TO DO: Can you pull out each line of the data below that includes the word "they"?

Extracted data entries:
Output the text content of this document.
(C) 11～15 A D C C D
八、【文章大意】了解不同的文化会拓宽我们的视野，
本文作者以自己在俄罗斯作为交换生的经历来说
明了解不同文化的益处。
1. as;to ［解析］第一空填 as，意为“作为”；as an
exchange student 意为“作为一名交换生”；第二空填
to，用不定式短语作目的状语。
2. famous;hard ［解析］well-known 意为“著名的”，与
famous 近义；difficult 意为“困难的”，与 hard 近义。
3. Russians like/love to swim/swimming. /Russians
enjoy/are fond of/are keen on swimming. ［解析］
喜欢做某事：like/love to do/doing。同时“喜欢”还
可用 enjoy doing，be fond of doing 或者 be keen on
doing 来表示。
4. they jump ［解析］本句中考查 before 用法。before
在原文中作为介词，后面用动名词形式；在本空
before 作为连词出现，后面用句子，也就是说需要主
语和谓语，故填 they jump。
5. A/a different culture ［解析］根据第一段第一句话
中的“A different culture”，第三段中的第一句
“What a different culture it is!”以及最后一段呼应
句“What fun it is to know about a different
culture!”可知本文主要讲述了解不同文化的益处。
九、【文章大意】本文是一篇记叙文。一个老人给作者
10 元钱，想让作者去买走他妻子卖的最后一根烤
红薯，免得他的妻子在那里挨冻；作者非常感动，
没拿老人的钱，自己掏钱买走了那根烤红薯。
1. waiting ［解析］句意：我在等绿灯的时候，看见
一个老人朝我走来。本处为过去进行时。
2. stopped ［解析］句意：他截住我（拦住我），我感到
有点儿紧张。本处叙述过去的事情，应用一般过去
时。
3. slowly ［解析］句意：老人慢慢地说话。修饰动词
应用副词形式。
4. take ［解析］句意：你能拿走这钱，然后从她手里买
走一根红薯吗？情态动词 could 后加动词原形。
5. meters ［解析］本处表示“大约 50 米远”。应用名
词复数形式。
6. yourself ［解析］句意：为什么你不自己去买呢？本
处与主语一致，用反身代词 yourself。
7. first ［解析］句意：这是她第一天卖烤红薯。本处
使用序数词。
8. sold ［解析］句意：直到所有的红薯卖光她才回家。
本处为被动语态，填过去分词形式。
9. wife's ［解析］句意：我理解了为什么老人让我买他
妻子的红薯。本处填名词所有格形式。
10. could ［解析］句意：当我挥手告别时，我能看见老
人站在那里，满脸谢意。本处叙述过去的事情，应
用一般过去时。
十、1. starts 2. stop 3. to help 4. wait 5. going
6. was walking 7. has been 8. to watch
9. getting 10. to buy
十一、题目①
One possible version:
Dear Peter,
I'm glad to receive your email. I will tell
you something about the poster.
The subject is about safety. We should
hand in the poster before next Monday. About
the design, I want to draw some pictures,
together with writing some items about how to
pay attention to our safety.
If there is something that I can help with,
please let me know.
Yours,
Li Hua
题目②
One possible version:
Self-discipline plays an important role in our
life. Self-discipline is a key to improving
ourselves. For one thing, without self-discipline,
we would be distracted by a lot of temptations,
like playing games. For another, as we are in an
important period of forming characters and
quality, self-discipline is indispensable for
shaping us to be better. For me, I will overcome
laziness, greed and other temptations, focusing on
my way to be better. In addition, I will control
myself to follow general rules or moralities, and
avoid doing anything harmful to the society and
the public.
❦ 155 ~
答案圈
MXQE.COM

SOLUTION FOR THIS PROBLEM:
4. they jump ［解析］本句中考查 before 用法。before
语和谓语，故填 they jump。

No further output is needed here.